- [Set task]: Your job is to retype all of the data word for word, leaving every image out.

- [Records shown]:
= = = =

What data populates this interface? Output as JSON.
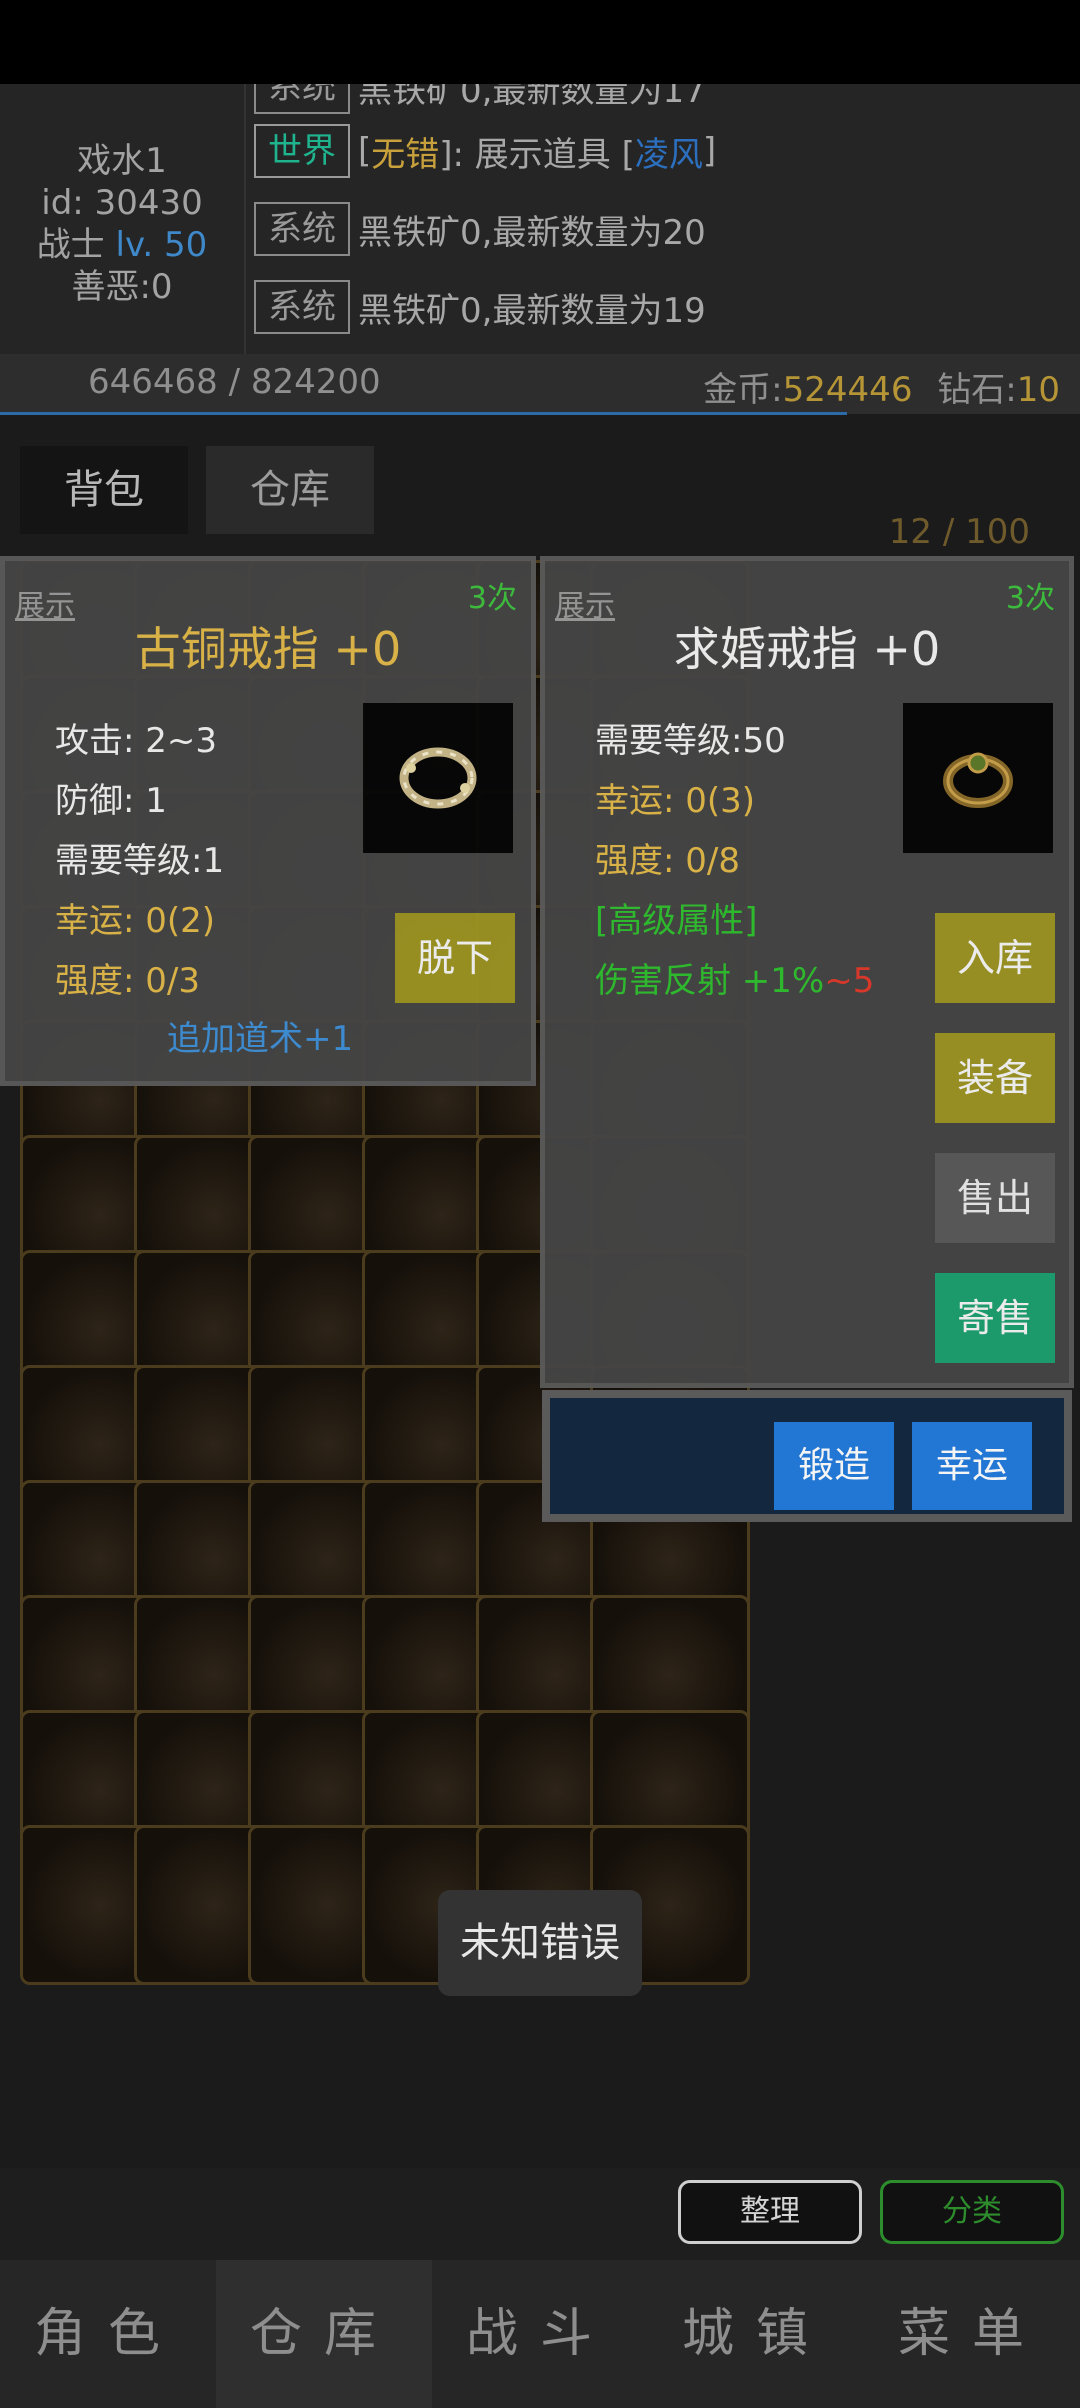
{
  "character": {
    "name": "戏水1",
    "id": "id: 30430",
    "class": "战士",
    "level": "lv. 50",
    "karma": "善恶:0"
  },
  "chat": [
    {
      "tag": "系统",
      "text": "黑铁矿0,最新数量为17",
      "partial": true
    },
    {
      "tag": "世界",
      "prefix": "[",
      "name": "无错",
      "mid": "]: 展示道具 [",
      "item": "凌风",
      "suffix": "]"
    },
    {
      "tag": "系统",
      "text": "黑铁矿0,最新数量为20"
    },
    {
      "tag": "系统",
      "text": "黑铁矿0,最新数量为19"
    }
  ],
  "stats": {
    "exp": "646468 / 824200",
    "gold_label": "金币:",
    "gold": "524446",
    "diamond_label": "钻石:",
    "diamond": "10",
    "exp_progress": 0.784
  },
  "tabs": {
    "bag": "背包",
    "warehouse": "仓库"
  },
  "capacity": "12 / 100",
  "left_item": {
    "showcase": "展示",
    "times": "3次",
    "title": "古铜戒指 +0",
    "attack": "攻击: 2~3",
    "defense": "防御: 1",
    "level_req": "需要等级:1",
    "luck": "幸运: 0(2)",
    "strength": "强度: 0/3",
    "bonus": "追加道术+1",
    "unequip": "脱下"
  },
  "right_item": {
    "showcase": "展示",
    "times": "3次",
    "title": "求婚戒指 +0",
    "level_req": "需要等级:50",
    "luck": "幸运: 0(3)",
    "strength": "强度: 0/8",
    "advanced": "[高级属性]",
    "reflect": "伤害反射 +1%",
    "reflect_max": "~5",
    "store": "入库",
    "equip": "装备",
    "sell": "售出",
    "consign": "寄售",
    "forge": "锻造",
    "luck_btn": "幸运"
  },
  "toast": "未知错误",
  "actions": {
    "sort": "整理",
    "classify": "分类"
  },
  "nav": [
    "角色",
    "仓库",
    "战斗",
    "城镇",
    "菜单"
  ],
  "colors": {
    "accent_gold": "#c8a03c",
    "world_tag": "#1fb38e",
    "button_olive": "#9c9323",
    "button_blue": "#2377d4",
    "button_green": "#1ea070"
  }
}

= = = =

- [Output]:
What data populates this interface? Output as JSON.
{
  "character": {
    "name": "戏水1",
    "id": "id: 30430",
    "class": "战士",
    "level": "lv. 50",
    "karma": "善恶:0"
  },
  "chat": [
    {
      "tag": "系统",
      "text": "黑铁矿0,最新数量为17",
      "partial": true
    },
    {
      "tag": "世界",
      "prefix": "[",
      "name": "无错",
      "mid": "]: 展示道具 [",
      "item": "凌风",
      "suffix": "]"
    },
    {
      "tag": "系统",
      "text": "黑铁矿0,最新数量为20"
    },
    {
      "tag": "系统",
      "text": "黑铁矿0,最新数量为19"
    }
  ],
  "stats": {
    "exp": "646468 / 824200",
    "gold_label": "金币:",
    "gold": "524446",
    "diamond_label": "钻石:",
    "diamond": "10",
    "exp_progress": 0.784
  },
  "tabs": {
    "bag": "背包",
    "warehouse": "仓库"
  },
  "capacity": "12 / 100",
  "left_item": {
    "showcase": "展示",
    "times": "3次",
    "title": "古铜戒指 +0",
    "attack": "攻击: 2~3",
    "defense": "防御: 1",
    "level_req": "需要等级:1",
    "luck": "幸运: 0(2)",
    "strength": "强度: 0/3",
    "bonus": "追加道术+1",
    "unequip": "脱下"
  },
  "right_item": {
    "showcase": "展示",
    "times": "3次",
    "title": "求婚戒指 +0",
    "level_req": "需要等级:50",
    "luck": "幸运: 0(3)",
    "strength": "强度: 0/8",
    "advanced": "[高级属性]",
    "reflect": "伤害反射 +1%",
    "reflect_max": "~5",
    "store": "入库",
    "equip": "装备",
    "sell": "售出",
    "consign": "寄售",
    "forge": "锻造",
    "luck_btn": "幸运"
  },
  "toast": "未知错误",
  "actions": {
    "sort": "整理",
    "classify": "分类"
  },
  "nav": [
    "角色",
    "仓库",
    "战斗",
    "城镇",
    "菜单"
  ],
  "colors": {
    "accent_gold": "#c8a03c",
    "world_tag": "#1fb38e",
    "button_olive": "#9c9323",
    "button_blue": "#2377d4",
    "button_green": "#1ea070"
  }
}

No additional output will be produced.